Show all lines that include the string "type"; copy each one.

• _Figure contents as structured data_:
START
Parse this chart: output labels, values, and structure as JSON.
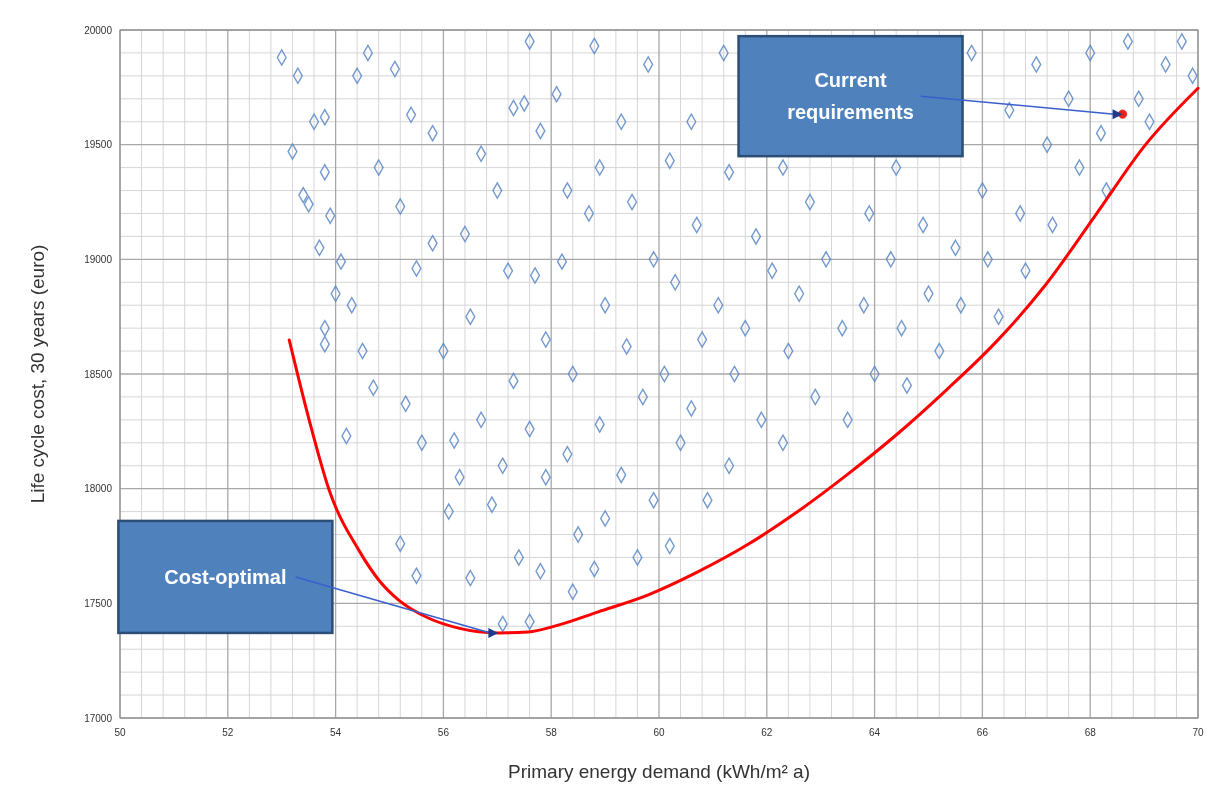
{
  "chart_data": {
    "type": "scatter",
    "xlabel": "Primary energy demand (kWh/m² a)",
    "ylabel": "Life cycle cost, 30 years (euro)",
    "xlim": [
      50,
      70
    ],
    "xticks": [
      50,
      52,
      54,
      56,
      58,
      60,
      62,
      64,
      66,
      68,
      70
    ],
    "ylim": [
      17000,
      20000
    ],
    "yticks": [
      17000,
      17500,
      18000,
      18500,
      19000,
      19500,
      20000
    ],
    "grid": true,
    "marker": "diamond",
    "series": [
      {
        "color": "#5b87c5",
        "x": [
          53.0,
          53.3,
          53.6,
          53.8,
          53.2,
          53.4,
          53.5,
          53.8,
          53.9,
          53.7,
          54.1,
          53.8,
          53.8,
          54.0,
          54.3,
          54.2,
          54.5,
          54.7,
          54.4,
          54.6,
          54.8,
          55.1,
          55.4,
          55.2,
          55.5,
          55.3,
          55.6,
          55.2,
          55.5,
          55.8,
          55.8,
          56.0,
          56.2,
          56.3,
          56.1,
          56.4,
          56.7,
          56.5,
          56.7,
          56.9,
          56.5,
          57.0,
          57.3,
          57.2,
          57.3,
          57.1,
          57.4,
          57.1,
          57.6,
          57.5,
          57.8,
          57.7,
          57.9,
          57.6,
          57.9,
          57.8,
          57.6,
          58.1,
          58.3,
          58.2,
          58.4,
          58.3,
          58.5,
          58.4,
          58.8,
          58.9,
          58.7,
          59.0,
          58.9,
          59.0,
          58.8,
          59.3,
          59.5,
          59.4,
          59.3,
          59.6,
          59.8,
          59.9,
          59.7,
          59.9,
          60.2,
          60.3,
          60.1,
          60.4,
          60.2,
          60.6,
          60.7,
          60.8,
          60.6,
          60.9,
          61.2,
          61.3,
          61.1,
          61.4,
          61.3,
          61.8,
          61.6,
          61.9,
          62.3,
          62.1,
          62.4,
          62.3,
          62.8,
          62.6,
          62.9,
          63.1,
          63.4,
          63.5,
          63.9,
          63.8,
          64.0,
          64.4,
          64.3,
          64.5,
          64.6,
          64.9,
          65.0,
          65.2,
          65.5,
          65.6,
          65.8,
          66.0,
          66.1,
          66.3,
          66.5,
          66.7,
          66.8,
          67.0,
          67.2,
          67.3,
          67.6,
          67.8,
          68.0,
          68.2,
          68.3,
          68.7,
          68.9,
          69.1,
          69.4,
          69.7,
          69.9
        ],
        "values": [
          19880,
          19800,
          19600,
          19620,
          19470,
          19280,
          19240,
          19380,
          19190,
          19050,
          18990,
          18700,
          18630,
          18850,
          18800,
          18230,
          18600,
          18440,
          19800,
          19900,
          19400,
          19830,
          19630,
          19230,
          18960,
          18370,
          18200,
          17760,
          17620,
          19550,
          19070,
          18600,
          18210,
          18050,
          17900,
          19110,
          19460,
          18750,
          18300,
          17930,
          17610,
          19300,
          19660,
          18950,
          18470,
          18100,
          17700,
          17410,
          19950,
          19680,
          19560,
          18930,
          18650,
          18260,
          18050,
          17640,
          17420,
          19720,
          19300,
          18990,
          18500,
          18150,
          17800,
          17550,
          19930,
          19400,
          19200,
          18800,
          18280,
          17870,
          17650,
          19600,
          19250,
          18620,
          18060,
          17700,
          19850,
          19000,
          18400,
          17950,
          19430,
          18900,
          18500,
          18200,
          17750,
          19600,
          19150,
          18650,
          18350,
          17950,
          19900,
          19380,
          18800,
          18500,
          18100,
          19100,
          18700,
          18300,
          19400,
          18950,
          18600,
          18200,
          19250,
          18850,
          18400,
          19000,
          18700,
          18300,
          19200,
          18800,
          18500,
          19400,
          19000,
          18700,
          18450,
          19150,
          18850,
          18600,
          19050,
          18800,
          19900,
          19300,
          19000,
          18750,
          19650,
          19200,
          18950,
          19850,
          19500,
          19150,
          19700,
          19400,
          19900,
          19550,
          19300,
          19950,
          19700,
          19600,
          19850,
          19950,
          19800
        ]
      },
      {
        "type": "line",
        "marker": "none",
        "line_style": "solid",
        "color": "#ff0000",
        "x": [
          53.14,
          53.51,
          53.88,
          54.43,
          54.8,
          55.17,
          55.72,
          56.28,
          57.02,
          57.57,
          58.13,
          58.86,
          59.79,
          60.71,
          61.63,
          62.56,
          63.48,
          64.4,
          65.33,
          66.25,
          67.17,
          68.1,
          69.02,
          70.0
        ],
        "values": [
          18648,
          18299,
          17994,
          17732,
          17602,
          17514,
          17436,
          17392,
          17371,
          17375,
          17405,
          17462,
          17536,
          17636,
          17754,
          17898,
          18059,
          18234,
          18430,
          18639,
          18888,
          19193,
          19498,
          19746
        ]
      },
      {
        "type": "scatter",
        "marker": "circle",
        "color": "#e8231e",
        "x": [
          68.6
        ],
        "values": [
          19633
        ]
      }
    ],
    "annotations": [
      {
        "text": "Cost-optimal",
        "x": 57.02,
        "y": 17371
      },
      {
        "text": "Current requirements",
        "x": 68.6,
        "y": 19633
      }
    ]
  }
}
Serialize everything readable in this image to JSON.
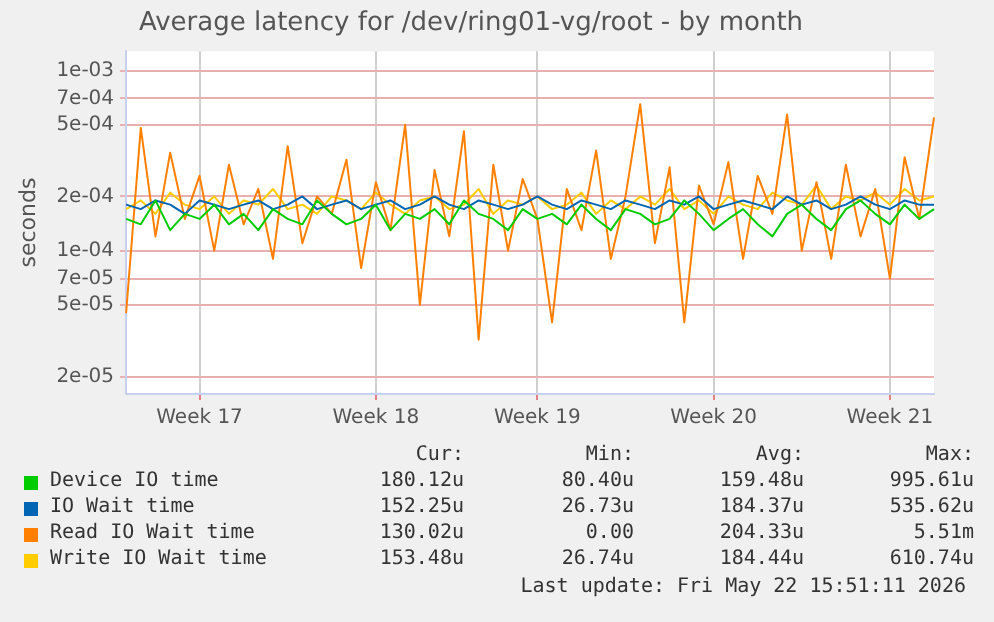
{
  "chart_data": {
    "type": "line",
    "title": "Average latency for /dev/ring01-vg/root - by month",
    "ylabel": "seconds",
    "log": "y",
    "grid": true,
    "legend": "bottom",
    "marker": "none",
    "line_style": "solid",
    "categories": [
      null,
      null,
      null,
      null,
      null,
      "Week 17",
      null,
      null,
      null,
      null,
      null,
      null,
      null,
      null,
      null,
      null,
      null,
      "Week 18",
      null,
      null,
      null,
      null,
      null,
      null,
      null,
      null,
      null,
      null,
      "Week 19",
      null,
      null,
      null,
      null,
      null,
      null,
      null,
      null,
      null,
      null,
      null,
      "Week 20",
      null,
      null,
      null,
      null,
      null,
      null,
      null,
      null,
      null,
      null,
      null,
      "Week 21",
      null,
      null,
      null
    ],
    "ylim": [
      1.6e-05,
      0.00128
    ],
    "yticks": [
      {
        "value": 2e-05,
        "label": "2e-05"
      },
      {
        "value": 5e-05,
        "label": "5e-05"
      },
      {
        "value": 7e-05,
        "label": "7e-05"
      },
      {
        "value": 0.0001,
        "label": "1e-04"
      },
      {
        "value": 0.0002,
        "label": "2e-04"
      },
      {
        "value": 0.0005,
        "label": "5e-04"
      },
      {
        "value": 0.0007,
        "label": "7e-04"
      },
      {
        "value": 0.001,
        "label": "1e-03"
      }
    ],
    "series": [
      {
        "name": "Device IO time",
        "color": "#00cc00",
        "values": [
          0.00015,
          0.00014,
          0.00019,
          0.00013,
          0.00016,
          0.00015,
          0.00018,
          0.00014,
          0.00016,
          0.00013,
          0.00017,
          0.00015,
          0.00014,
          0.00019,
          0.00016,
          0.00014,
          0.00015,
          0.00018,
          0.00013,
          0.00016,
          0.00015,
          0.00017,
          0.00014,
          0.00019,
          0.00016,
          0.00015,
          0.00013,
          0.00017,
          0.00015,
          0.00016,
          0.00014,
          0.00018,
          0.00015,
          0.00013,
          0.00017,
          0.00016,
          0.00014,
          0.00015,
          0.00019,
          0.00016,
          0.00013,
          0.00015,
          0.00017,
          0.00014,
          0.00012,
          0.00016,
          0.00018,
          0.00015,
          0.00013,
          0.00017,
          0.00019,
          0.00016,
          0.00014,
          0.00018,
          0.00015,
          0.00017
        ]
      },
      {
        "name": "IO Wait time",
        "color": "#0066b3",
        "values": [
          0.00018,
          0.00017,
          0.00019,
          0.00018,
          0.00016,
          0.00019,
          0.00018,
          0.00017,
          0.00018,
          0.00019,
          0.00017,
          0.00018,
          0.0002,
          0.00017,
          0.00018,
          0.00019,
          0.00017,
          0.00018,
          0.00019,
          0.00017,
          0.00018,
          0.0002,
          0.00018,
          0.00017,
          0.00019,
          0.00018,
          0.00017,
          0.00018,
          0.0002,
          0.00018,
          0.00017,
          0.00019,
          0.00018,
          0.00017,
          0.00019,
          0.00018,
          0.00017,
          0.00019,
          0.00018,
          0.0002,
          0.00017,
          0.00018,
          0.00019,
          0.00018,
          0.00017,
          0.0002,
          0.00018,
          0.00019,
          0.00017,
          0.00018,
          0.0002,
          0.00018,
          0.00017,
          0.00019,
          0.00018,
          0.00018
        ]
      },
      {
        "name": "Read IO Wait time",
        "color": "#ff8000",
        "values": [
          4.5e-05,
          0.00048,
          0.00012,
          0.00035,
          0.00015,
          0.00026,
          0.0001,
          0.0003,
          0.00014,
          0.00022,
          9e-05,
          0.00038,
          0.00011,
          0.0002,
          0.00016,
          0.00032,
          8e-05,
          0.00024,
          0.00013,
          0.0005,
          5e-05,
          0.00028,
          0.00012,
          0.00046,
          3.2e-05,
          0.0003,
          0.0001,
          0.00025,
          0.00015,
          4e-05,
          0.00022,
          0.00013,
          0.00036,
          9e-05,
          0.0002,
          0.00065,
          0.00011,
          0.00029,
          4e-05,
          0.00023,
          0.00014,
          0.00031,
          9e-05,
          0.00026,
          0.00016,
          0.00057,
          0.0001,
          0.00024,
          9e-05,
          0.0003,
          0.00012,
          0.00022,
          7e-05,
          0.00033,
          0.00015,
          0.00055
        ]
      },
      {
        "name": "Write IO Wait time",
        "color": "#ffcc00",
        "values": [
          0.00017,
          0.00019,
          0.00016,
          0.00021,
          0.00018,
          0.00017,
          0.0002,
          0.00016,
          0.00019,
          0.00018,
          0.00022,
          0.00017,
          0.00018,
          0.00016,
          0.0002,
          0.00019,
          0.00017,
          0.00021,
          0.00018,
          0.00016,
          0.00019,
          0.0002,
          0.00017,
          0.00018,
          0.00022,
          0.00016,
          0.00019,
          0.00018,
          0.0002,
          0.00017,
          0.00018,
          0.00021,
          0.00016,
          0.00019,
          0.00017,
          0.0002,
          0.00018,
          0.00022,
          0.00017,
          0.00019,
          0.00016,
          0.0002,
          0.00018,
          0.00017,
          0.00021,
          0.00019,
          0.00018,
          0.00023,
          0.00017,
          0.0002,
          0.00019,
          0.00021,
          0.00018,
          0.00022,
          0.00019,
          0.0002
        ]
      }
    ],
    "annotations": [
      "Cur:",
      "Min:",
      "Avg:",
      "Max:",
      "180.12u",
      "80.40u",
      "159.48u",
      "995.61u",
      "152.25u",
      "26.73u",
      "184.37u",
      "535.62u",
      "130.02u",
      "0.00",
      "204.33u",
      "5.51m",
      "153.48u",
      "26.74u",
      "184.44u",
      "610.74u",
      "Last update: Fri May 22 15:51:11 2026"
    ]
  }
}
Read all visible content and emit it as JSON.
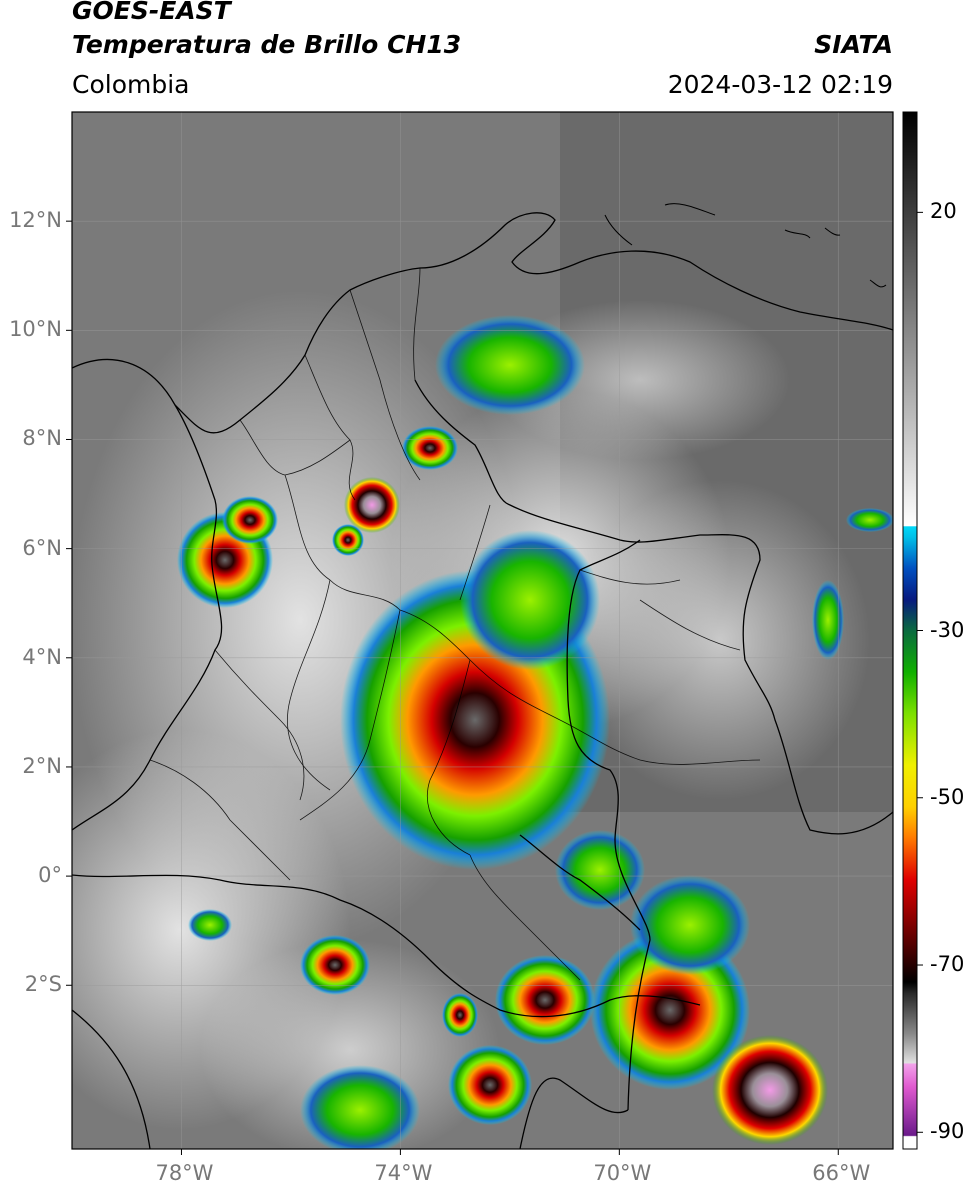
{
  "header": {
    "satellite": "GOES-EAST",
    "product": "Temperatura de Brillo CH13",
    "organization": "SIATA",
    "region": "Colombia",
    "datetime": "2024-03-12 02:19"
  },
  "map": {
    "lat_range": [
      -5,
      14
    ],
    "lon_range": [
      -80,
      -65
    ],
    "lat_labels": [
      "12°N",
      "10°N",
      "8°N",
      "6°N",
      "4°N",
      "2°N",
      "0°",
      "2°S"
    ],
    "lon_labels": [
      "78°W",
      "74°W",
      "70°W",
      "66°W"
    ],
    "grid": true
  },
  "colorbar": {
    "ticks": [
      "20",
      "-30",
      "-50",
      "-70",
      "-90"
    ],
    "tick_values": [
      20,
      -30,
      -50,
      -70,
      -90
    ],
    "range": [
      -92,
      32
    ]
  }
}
END
• _Answer in full_:
    "type": "scatter",
        "type": "line",
        "type": "scatter",
    "type": "line",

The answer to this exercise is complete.